**WRITTEN TASK**
Convert the listing below into a JSON list of strings, with each line as one string and blank lines omitted.

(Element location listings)
........
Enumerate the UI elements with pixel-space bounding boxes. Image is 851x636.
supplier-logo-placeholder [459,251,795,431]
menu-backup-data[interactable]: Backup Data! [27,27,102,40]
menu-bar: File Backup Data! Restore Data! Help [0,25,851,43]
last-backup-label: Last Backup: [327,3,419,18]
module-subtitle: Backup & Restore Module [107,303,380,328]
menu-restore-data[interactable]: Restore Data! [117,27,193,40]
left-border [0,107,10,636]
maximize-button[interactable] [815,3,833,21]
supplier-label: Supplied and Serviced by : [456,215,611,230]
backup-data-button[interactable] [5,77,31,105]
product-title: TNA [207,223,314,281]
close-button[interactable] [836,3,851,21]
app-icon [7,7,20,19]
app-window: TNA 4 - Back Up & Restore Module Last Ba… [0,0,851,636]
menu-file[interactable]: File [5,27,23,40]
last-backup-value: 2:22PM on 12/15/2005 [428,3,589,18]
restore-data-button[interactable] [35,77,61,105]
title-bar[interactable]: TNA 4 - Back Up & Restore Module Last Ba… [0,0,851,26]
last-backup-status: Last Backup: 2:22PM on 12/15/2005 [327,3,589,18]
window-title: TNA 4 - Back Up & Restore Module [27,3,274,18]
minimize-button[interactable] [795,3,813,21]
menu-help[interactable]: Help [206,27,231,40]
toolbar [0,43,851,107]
........
**EXERCISE SOLUTION**
[
  "Enumerate the UI elements with pixel-space bounding boxes. Image is 851x636.",
  "supplier-logo-placeholder [459,251,795,431]",
  "menu-backup-data[interactable]: Backup Data! [27,27,102,40]",
  "menu-bar: File Backup Data! Restore Data! Help [0,25,851,43]",
  "last-backup-label: Last Backup: [327,3,419,18]",
  "module-subtitle: Backup & Restore Module [107,303,380,328]",
  "menu-restore-data[interactable]: Restore Data! [117,27,193,40]",
  "left-border [0,107,10,636]",
  "maximize-button[interactable] [815,3,833,21]",
  "supplier-label: Supplied and Serviced by : [456,215,611,230]",
  "backup-data-button[interactable] [5,77,31,105]",
  "product-title: TNA [207,223,314,281]",
  "close-button[interactable] [836,3,851,21]",
  "app-icon [7,7,20,19]",
  "app-window: TNA 4 - Back Up & Restore Module Last Ba… [0,0,851,636]",
  "menu-file[interactable]: File [5,27,23,40]",
  "last-backup-value: 2:22PM on 12/15/2005 [428,3,589,18]",
  "restore-data-button[interactable] [35,77,61,105]",
  "title-bar[interactable]: TNA 4 - Back Up & Restore Module Last Ba… [0,0,851,26]",
  "last-backup-status: Last Backup: 2:22PM on 12/15/2005 [327,3,589,18]",
  "window-title: TNA 4 - Back Up & Restore Module [27,3,274,18]",
  "minimize-button[interactable] [795,3,813,21]",
  "menu-help[interactable]: Help [206,27,231,40]",
  "toolbar [0,43,851,107]"
]